### Given exercise:
Would you quote every entry exactly, dropping only the pictures?

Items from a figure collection
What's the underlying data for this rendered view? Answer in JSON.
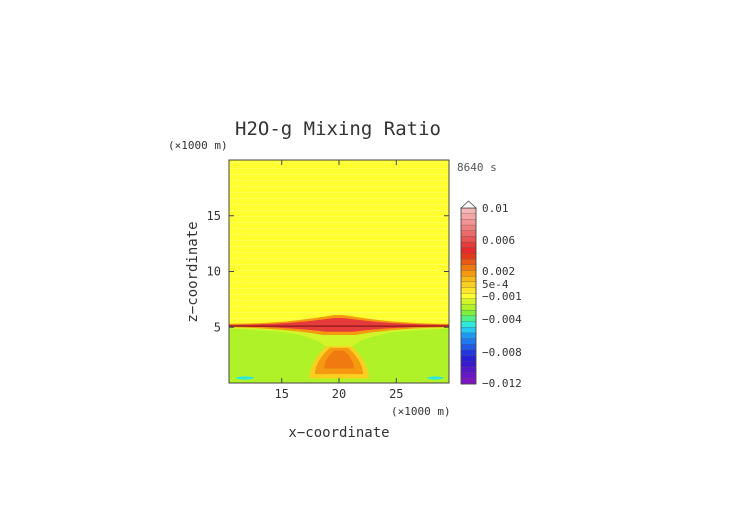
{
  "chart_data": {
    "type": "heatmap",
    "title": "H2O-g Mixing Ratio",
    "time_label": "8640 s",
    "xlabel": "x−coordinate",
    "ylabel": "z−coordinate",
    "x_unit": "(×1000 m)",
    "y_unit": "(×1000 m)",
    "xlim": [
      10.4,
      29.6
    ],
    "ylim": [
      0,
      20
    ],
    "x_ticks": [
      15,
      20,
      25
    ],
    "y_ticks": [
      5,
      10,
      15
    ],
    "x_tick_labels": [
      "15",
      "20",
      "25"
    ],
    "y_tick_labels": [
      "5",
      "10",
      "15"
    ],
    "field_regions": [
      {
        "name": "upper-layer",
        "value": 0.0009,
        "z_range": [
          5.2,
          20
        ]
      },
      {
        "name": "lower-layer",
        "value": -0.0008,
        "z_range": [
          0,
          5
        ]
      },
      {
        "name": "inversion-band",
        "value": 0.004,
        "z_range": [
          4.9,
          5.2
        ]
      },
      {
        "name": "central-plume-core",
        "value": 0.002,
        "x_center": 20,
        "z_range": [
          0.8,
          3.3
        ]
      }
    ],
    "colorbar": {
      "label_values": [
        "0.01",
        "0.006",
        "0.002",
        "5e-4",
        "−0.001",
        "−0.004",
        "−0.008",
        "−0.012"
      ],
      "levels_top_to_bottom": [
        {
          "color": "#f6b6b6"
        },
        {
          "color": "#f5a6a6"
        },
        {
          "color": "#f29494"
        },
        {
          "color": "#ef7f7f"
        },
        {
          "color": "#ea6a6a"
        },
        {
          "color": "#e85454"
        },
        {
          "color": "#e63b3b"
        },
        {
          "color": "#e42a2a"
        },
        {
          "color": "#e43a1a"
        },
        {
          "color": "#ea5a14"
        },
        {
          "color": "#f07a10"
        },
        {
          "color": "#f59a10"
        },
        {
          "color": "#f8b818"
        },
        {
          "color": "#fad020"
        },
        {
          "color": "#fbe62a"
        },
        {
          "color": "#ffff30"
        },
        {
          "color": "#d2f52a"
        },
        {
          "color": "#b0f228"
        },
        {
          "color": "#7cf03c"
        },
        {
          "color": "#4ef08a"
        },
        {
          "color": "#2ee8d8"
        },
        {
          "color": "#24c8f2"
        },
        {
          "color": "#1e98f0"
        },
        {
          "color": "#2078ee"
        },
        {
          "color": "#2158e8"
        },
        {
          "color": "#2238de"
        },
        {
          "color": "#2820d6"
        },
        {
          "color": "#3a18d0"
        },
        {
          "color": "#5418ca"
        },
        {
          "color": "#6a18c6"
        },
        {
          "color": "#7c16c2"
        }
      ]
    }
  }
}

### Exercise answer:
What's the underlying data for this rendered view? Answer in JSON.
{
  "chart_data": {
    "type": "heatmap",
    "title": "H2O-g Mixing Ratio",
    "time_label": "8640 s",
    "xlabel": "x−coordinate",
    "ylabel": "z−coordinate",
    "x_unit": "(×1000 m)",
    "y_unit": "(×1000 m)",
    "xlim": [
      10.4,
      29.6
    ],
    "ylim": [
      0,
      20
    ],
    "x_ticks": [
      15,
      20,
      25
    ],
    "y_ticks": [
      5,
      10,
      15
    ],
    "x_tick_labels": [
      "15",
      "20",
      "25"
    ],
    "y_tick_labels": [
      "5",
      "10",
      "15"
    ],
    "field_regions": [
      {
        "name": "upper-layer",
        "value": 0.0009,
        "z_range": [
          5.2,
          20
        ]
      },
      {
        "name": "lower-layer",
        "value": -0.0008,
        "z_range": [
          0,
          5
        ]
      },
      {
        "name": "inversion-band",
        "value": 0.004,
        "z_range": [
          4.9,
          5.2
        ]
      },
      {
        "name": "central-plume-core",
        "value": 0.002,
        "x_center": 20,
        "z_range": [
          0.8,
          3.3
        ]
      }
    ],
    "colorbar": {
      "label_values": [
        "0.01",
        "0.006",
        "0.002",
        "5e-4",
        "−0.001",
        "−0.004",
        "−0.008",
        "−0.012"
      ],
      "levels_top_to_bottom": [
        {
          "color": "#f6b6b6"
        },
        {
          "color": "#f5a6a6"
        },
        {
          "color": "#f29494"
        },
        {
          "color": "#ef7f7f"
        },
        {
          "color": "#ea6a6a"
        },
        {
          "color": "#e85454"
        },
        {
          "color": "#e63b3b"
        },
        {
          "color": "#e42a2a"
        },
        {
          "color": "#e43a1a"
        },
        {
          "color": "#ea5a14"
        },
        {
          "color": "#f07a10"
        },
        {
          "color": "#f59a10"
        },
        {
          "color": "#f8b818"
        },
        {
          "color": "#fad020"
        },
        {
          "color": "#fbe62a"
        },
        {
          "color": "#ffff30"
        },
        {
          "color": "#d2f52a"
        },
        {
          "color": "#b0f228"
        },
        {
          "color": "#7cf03c"
        },
        {
          "color": "#4ef08a"
        },
        {
          "color": "#2ee8d8"
        },
        {
          "color": "#24c8f2"
        },
        {
          "color": "#1e98f0"
        },
        {
          "color": "#2078ee"
        },
        {
          "color": "#2158e8"
        },
        {
          "color": "#2238de"
        },
        {
          "color": "#2820d6"
        },
        {
          "color": "#3a18d0"
        },
        {
          "color": "#5418ca"
        },
        {
          "color": "#6a18c6"
        },
        {
          "color": "#7c16c2"
        }
      ]
    }
  }
}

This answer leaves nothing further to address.